(Dataset items)
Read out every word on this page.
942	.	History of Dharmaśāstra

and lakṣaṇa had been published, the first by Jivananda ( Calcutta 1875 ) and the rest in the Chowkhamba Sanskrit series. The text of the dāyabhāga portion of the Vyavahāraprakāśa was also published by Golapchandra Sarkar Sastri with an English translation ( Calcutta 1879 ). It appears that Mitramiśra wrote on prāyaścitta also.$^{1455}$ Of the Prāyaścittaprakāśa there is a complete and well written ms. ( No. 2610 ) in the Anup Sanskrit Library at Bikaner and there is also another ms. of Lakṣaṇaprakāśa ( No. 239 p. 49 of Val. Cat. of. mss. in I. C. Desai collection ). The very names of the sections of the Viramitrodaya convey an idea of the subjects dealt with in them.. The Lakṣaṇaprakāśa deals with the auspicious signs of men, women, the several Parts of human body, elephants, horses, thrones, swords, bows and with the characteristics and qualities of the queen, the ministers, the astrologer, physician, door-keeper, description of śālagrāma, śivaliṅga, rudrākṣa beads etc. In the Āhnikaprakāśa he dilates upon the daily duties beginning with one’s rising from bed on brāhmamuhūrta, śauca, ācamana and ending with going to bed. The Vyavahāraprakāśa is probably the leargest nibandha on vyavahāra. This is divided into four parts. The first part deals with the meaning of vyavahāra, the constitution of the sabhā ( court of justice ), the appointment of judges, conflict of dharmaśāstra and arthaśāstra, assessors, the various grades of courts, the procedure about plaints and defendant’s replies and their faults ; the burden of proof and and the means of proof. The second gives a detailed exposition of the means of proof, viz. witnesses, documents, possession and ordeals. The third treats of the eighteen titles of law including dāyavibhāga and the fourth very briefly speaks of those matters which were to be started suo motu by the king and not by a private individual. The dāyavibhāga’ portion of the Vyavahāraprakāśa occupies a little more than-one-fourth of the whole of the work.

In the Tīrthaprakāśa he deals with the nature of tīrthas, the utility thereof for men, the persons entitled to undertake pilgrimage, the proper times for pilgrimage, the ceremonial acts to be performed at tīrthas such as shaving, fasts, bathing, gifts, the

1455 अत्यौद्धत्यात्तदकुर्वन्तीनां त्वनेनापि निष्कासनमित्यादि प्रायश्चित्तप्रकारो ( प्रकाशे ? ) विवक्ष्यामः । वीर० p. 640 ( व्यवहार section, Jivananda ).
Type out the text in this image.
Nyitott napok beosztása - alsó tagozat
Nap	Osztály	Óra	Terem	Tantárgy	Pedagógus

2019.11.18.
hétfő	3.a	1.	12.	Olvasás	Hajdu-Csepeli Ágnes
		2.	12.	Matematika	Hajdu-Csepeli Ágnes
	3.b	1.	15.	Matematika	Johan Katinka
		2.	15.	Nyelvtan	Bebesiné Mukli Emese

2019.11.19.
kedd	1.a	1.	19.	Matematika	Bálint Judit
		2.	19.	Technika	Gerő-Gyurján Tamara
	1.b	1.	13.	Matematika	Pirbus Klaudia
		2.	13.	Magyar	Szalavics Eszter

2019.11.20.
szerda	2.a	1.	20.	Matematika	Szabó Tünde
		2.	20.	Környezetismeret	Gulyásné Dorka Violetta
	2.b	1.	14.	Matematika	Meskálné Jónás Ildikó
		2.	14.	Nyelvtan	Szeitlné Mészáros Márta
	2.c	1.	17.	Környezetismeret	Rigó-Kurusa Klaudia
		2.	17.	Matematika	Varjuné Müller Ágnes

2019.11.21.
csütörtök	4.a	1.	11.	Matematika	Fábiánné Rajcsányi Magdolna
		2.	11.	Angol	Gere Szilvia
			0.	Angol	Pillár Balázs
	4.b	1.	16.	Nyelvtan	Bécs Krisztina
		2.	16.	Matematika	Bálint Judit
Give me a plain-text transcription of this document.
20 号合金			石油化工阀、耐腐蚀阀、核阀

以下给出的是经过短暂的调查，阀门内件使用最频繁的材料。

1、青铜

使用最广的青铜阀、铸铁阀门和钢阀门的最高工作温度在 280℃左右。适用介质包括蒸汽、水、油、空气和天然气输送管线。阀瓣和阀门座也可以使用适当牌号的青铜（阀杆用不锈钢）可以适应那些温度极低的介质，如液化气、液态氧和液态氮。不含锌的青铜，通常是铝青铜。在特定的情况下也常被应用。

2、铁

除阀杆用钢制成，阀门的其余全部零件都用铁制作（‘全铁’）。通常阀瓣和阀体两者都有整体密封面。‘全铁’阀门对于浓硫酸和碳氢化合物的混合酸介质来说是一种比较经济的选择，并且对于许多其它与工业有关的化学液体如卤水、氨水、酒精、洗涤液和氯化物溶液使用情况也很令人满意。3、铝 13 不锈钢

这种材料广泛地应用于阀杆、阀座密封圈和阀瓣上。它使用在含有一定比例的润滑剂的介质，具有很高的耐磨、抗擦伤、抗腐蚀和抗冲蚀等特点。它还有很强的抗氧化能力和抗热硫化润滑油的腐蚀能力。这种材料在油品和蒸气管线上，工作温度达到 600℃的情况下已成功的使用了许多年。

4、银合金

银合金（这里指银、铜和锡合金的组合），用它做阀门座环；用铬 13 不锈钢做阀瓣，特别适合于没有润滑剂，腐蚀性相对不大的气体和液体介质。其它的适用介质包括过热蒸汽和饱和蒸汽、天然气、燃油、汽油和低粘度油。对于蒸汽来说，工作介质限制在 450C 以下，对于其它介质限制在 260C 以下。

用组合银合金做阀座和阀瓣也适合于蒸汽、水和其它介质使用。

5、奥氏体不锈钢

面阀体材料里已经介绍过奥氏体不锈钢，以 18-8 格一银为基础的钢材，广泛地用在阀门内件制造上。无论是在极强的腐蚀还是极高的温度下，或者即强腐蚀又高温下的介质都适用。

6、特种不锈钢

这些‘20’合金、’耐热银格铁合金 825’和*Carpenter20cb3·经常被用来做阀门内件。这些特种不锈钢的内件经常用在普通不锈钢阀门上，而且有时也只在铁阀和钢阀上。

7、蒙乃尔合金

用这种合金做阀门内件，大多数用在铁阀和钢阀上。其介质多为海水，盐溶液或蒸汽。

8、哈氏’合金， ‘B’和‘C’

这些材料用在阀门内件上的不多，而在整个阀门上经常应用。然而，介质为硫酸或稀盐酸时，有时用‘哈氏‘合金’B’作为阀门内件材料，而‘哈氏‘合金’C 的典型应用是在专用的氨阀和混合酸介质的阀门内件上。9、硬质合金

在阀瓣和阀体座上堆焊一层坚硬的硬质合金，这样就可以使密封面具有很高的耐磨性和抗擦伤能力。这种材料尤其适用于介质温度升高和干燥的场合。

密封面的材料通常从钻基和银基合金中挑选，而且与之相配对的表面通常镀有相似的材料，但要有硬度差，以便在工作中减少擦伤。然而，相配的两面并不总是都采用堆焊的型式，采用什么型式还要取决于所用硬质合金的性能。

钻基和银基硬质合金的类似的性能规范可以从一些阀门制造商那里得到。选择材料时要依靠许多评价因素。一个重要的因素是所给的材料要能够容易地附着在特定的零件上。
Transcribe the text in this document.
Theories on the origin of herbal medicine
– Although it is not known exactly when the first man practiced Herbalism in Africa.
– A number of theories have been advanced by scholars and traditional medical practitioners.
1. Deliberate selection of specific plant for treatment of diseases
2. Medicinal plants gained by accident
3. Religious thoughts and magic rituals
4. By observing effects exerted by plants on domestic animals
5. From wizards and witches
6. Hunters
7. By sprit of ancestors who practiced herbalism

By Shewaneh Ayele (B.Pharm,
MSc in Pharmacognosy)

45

• _What you need to do_: Each entry above is to be set down again in exactly the same words.

• _Answer_:
Read out every word on this page.
942	.	History of Dharmaśāstra

and lakṣaṇa had been published, the first by Jivananda ( Calcutta 1875 ) and the rest in the Chowkhamba Sanskrit series. The text of the dāyabhāga portion of the Vyavahāraprakāśa was also published by Golapchandra Sarkar Sastri with an English translation ( Calcutta 1879 ). It appears that Mitramiśra wrote on prāyaścitta also.$^{1455}$ Of the Prāyaścittaprakāśa there is a complete and well written ms. ( No. 2610 ) in the Anup Sanskrit Library at Bikaner and there is also another ms. of Lakṣaṇaprakāśa ( No. 239 p. 49 of Val. Cat. of. mss. in I. C. Desai collection ). The very names of the sections of the Viramitrodaya convey an idea of the subjects dealt with in them.. The Lakṣaṇaprakāśa deals with the auspicious signs of men, women, the several Parts of human body, elephants, horses, thrones, swords, bows and with the characteristics and qualities of the queen, the ministers, the astrologer, physician, door-keeper, description of śālagrāma, śivaliṅga, rudrākṣa beads etc. In the Āhnikaprakāśa he dilates upon the daily duties beginning with one’s rising from bed on brāhmamuhūrta, śauca, ācamana and ending with going to bed. The Vyavahāraprakāśa is probably the leargest nibandha on vyavahāra. This is divided into four parts. The first part deals with the meaning of vyavahāra, the constitution of the sabhā ( court of justice ), the appointment of judges, conflict of dharmaśāstra and arthaśāstra, assessors, the various grades of courts, the procedure about plaints and defendant’s replies and their faults ; the burden of proof and and the means of proof. The second gives a detailed exposition of the means of proof, viz. witnesses, documents, possession and ordeals. The third treats of the eighteen titles of law including dāyavibhāga and the fourth very briefly speaks of those matters which were to be started suo motu by the king and not by a private individual. The dāyavibhāga’ portion of the Vyavahāraprakāśa occupies a little more than-one-fourth of the whole of the work.

In the Tīrthaprakāśa he deals with the nature of tīrthas, the utility thereof for men, the persons entitled to undertake pilgrimage, the proper times for pilgrimage, the ceremonial acts to be performed at tīrthas such as shaving, fasts, bathing, gifts, the

1455 अत्यौद्धत्यात्तदकुर्वन्तीनां त्वनेनापि निष्कासनमित्यादि प्रायश्चित्तप्रकारो ( प्रकाशे ? ) विवक्ष्यामः । वीर० p. 640 ( व्यवहार section, Jivananda ).
Type out the text in this image.
Nyitott napok beosztása - alsó tagozat
Nap	Osztály	Óra	Terem	Tantárgy	Pedagógus

2019.11.18.
hétfő	3.a	1.	12.	Olvasás	Hajdu-Csepeli Ágnes
		2.	12.	Matematika	Hajdu-Csepeli Ágnes
	3.b	1.	15.	Matematika	Johan Katinka
		2.	15.	Nyelvtan	Bebesiné Mukli Emese

2019.11.19.
kedd	1.a	1.	19.	Matematika	Bálint Judit
		2.	19.	Technika	Gerő-Gyurján Tamara
	1.b	1.	13.	Matematika	Pirbus Klaudia
		2.	13.	Magyar	Szalavics Eszter

2019.11.20.
szerda	2.a	1.	20.	Matematika	Szabó Tünde
		2.	20.	Környezetismeret	Gulyásné Dorka Violetta
	2.b	1.	14.	Matematika	Meskálné Jónás Ildikó
		2.	14.	Nyelvtan	Szeitlné Mészáros Márta
	2.c	1.	17.	Környezetismeret	Rigó-Kurusa Klaudia
		2.	17.	Matematika	Varjuné Müller Ágnes

2019.11.21.
csütörtök	4.a	1.	11.	Matematika	Fábiánné Rajcsányi Magdolna
		2.	11.	Angol	Gere Szilvia
			0.	Angol	Pillár Balázs
	4.b	1.	16.	Nyelvtan	Bécs Krisztina
		2.	16.	Matematika	Bálint Judit
Give me a plain-text transcription of this document.
20 号合金			石油化工阀、耐腐蚀阀、核阀

以下给出的是经过短暂的调查，阀门内件使用最频繁的材料。

1、青铜

使用最广的青铜阀、铸铁阀门和钢阀门的最高工作温度在 280℃左右。适用介质包括蒸汽、水、油、空气和天然气输送管线。阀瓣和阀门座也可以使用适当牌号的青铜（阀杆用不锈钢）可以适应那些温度极低的介质，如液化气、液态氧和液态氮。不含锌的青铜，通常是铝青铜。在特定的情况下也常被应用。

2、铁

除阀杆用钢制成，阀门的其余全部零件都用铁制作（‘全铁’）。通常阀瓣和阀体两者都有整体密封面。‘全铁’阀门对于浓硫酸和碳氢化合物的混合酸介质来说是一种比较经济的选择，并且对于许多其它与工业有关的化学液体如卤水、氨水、酒精、洗涤液和氯化物溶液使用情况也很令人满意。3、铝 13 不锈钢

这种材料广泛地应用于阀杆、阀座密封圈和阀瓣上。它使用在含有一定比例的润滑剂的介质，具有很高的耐磨、抗擦伤、抗腐蚀和抗冲蚀等特点。它还有很强的抗氧化能力和抗热硫化润滑油的腐蚀能力。这种材料在油品和蒸气管线上，工作温度达到 600℃的情况下已成功的使用了许多年。

4、银合金

银合金（这里指银、铜和锡合金的组合），用它做阀门座环；用铬 13 不锈钢做阀瓣，特别适合于没有润滑剂，腐蚀性相对不大的气体和液体介质。其它的适用介质包括过热蒸汽和饱和蒸汽、天然气、燃油、汽油和低粘度油。对于蒸汽来说，工作介质限制在 450C 以下，对于其它介质限制在 260C 以下。

用组合银合金做阀座和阀瓣也适合于蒸汽、水和其它介质使用。

5、奥氏体不锈钢

面阀体材料里已经介绍过奥氏体不锈钢，以 18-8 格一银为基础的钢材，广泛地用在阀门内件制造上。无论是在极强的腐蚀还是极高的温度下，或者即强腐蚀又高温下的介质都适用。

6、特种不锈钢

这些‘20’合金、’耐热银格铁合金 825’和*Carpenter20cb3·经常被用来做阀门内件。这些特种不锈钢的内件经常用在普通不锈钢阀门上，而且有时也只在铁阀和钢阀上。

7、蒙乃尔合金

用这种合金做阀门内件，大多数用在铁阀和钢阀上。其介质多为海水，盐溶液或蒸汽。

8、哈氏’合金， ‘B’和‘C’

这些材料用在阀门内件上的不多，而在整个阀门上经常应用。然而，介质为硫酸或稀盐酸时，有时用‘哈氏‘合金’B’作为阀门内件材料，而‘哈氏‘合金’C 的典型应用是在专用的氨阀和混合酸介质的阀门内件上。9、硬质合金

在阀瓣和阀体座上堆焊一层坚硬的硬质合金，这样就可以使密封面具有很高的耐磨性和抗擦伤能力。这种材料尤其适用于介质温度升高和干燥的场合。

密封面的材料通常从钻基和银基合金中挑选，而且与之相配对的表面通常镀有相似的材料，但要有硬度差，以便在工作中减少擦伤。然而，相配的两面并不总是都采用堆焊的型式，采用什么型式还要取决于所用硬质合金的性能。

钻基和银基硬质合金的类似的性能规范可以从一些阀门制造商那里得到。选择材料时要依靠许多评价因素。一个重要的因素是所给的材料要能够容易地附着在特定的零件上。
Transcribe the text in this document.
Theories on the origin of herbal medicine
– Although it is not known exactly when the first man practiced Herbalism in Africa.
– A number of theories have been advanced by scholars and traditional medical practitioners.
1. Deliberate selection of specific plant for treatment of diseases
2. Medicinal plants gained by accident
3. Religious thoughts and magic rituals
4. By observing effects exerted by plants on domestic animals
5. From wizards and witches
6. Hunters
7. By sprit of ancestors who practiced herbalism

By Shewaneh Ayele (B.Pharm,
MSc in Pharmacognosy)

45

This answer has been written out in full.